— INSTRUCTIONS —
1 > Retype everything in the Overwatch article from "More than this, that" down to "attempts to improve.".
2 > Condense the paragraph of the Overwatch article that begins "Moreover, exactly what disciplinary action has been taken?" while keeping its main facts.
3 > According to the Overwatch article, what punishment did the account with 2247 reports receive?
(SUPPLIED PASSAGE)
Game developer Jeff Kaplan described the issue as a “rising tide,” and promised future improvements to the reporting system (which was just added to the console versions of the game, more than a full year after launch).

Other than that, though, the update was not only lacklustre but appeared to miss the point entirely.

Slaps on the wrist

Kaplan addressed the fact that the report function is widely seen as useless, saying that this perception “couldn’t be further from the truth.” As evidence, he stated that disciplinary action had been taken against over 480,000 accounts.

480,000. Almost half a million players have been disciplined – about a thousand per day since the game’s release. Far from Kaplan’s claim, it doesn’t seem like the reporting feature is a useful deterrent.

Moreover, exactly what disciplinary action has been taken? Kaplan recently revealed in a forum post that one account had accrued 2247 reports, calling it “one of the worst offending accounts we’ve seen.” Their punishment was a week’s suspension. It hardly seems likely that this would stop this player or any other who now knows what lenient repercussions even the most toxic players face. Instead, it actually serves as a reassurance that no real action will be taken against them.

In the developer update, Kaplan states: “Our highest level philosophy is, if you’re a bad person doing bad things in Overwatch, we don’t want you in Overwatch.” But this runs contrary to all the evidence we have about how Blizzard handles bad people doing bad things in their game.

A toxic community

That the disciplinary system doesn’t work and needs more than the “tuning and adjusting” promised in the update is self evident. What is more insidious is Kaplan’s apparent attitude to toxicity in the Overwatch community and in video games more widely. Specifically, he claims “we’ve all…taken part in this behaviour.”

This is not only untrue but astonishingly tone deaf, especially considering that it comes in the same week that many gamers jumped to defend Pewdiepie’s indefensible use of the N-slur (content warning: the word is used in full at the link). Kaplan now falls into a dangerous camp; those who think that there is some sort of inevitability – and therefore acceptability – to angry outbursts of hatred.

We haven’t all taken part in this behaviour. The reason that Kaplan thinks that we have is that, as he admits twice in the video, he has done so. Indeed, Kaplan has infamously “said mean things online” – like this insult ridden tirade (that includes the R-slur) he went on as an Everquest player. Now, people change, and Kaplan may have, but that he so casually admits to having “said mean things to [his] teammates” is infuriating regardless of how much milder they are than his earlier online behaviour.

“Take a deep look inwards”

– Jeff Kaplan

Firstly, it legitimises and affirms toxic players watching. As the face of Overwatch, Kaplan leads by example, and by bringing up his own transgressions as something to be overlooked he minimises everyone’s. Those who abuse other players can now continue safe in the knowledge that the game’s lead developer thinks that it’s normal, not particularly shameful behaviour. If everyone, even Kaplan, does it, why should they stop?

More than this, that not one person involved in the production of this video saw an issue with having the face of the franchise admit that he’s insulted his teammates demonstrates the deep roots of Overwatch’s problem, ones that will affect every step of their attempts to improve.
(End SUPPLIED PASSAGE)
(SOURCE DATA)
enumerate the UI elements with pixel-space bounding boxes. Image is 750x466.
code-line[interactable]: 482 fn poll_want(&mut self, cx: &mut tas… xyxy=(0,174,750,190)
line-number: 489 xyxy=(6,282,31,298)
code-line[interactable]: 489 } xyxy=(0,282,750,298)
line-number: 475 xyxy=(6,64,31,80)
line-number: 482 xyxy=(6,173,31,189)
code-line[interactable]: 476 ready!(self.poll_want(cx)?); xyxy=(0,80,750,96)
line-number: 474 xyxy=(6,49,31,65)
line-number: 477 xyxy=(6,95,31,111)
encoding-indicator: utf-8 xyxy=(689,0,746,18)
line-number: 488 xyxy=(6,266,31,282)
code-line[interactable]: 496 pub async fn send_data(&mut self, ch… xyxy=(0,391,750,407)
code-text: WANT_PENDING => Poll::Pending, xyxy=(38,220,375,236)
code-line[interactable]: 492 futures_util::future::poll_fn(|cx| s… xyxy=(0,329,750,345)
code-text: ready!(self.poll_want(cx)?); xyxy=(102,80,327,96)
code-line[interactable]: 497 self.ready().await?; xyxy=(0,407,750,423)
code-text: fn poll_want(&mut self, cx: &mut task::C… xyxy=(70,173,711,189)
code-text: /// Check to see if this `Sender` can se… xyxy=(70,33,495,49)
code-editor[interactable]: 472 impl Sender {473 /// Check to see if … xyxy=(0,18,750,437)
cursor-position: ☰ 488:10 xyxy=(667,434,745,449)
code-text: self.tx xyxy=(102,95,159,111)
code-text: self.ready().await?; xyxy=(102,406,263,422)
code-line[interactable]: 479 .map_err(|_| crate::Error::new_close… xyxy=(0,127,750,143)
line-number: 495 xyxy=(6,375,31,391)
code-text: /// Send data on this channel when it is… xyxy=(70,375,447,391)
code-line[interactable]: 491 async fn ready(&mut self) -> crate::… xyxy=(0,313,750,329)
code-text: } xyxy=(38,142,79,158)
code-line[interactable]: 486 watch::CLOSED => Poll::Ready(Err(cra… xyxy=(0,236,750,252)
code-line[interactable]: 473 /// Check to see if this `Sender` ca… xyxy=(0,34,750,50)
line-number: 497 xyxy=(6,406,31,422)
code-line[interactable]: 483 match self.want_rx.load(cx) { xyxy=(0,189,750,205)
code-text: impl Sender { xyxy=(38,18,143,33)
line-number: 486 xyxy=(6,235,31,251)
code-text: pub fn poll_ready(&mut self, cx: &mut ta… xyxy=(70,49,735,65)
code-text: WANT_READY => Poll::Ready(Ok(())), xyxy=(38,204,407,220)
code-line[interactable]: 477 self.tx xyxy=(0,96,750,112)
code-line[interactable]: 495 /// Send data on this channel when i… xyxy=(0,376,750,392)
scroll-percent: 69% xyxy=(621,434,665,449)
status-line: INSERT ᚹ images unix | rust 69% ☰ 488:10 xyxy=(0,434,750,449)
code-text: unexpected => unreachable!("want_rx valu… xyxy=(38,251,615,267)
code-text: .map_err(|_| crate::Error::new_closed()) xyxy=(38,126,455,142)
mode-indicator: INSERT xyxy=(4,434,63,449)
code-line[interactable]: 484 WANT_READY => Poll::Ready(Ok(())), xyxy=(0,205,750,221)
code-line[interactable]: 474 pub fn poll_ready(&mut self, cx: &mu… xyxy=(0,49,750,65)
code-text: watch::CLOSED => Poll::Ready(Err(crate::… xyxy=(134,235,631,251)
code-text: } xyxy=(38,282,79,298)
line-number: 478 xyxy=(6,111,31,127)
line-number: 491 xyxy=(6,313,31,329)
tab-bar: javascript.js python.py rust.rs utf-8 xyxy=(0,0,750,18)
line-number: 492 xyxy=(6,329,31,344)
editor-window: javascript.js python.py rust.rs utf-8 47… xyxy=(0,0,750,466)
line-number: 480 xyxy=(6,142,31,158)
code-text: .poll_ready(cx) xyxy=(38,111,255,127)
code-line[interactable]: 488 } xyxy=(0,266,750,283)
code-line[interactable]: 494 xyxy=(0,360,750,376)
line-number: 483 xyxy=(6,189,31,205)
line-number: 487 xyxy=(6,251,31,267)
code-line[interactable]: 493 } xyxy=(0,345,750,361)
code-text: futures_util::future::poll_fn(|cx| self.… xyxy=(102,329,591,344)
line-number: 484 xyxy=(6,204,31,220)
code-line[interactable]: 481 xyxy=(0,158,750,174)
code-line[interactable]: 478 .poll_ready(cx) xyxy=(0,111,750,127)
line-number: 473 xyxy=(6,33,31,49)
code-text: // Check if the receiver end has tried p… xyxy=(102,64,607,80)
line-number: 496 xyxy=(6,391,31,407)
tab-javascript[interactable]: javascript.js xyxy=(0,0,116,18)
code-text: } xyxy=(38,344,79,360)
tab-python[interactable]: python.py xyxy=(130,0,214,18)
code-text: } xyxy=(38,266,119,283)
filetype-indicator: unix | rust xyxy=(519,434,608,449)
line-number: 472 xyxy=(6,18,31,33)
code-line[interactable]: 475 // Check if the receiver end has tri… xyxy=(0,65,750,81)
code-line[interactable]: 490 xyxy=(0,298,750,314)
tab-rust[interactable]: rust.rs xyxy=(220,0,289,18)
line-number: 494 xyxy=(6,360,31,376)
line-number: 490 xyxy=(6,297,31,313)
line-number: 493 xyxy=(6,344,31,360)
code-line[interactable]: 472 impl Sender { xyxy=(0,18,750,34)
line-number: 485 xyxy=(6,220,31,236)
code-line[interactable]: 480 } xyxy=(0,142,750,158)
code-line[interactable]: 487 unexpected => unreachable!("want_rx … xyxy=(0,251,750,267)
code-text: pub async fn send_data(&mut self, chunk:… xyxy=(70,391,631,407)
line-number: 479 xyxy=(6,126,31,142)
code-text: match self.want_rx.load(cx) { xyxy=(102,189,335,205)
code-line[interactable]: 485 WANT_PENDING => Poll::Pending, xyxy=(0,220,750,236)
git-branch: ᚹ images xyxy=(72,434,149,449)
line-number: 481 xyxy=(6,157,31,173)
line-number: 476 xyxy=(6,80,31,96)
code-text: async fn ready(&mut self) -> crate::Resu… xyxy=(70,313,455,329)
(End SOURCE DATA)
— RESPONSE LIST —
1 >
More than this, that not one person involved in the production of this video saw an issue with having the face of the franchise admit that he’s insulted his teammates demonstrates the deep roots of Overwatch’s problem, ones that will affect every step of their attempts to improve.

2 > In a forum post, Kaplan said one account had accrued 2247 reports and called it "one of the worst offending accounts we've seen." Its punishment was only a week's suspension. A penalty that lenient is unlikely to stop that player or others. Instead it reassures toxic players that no real action will be taken against them.

3 > A week's suspension.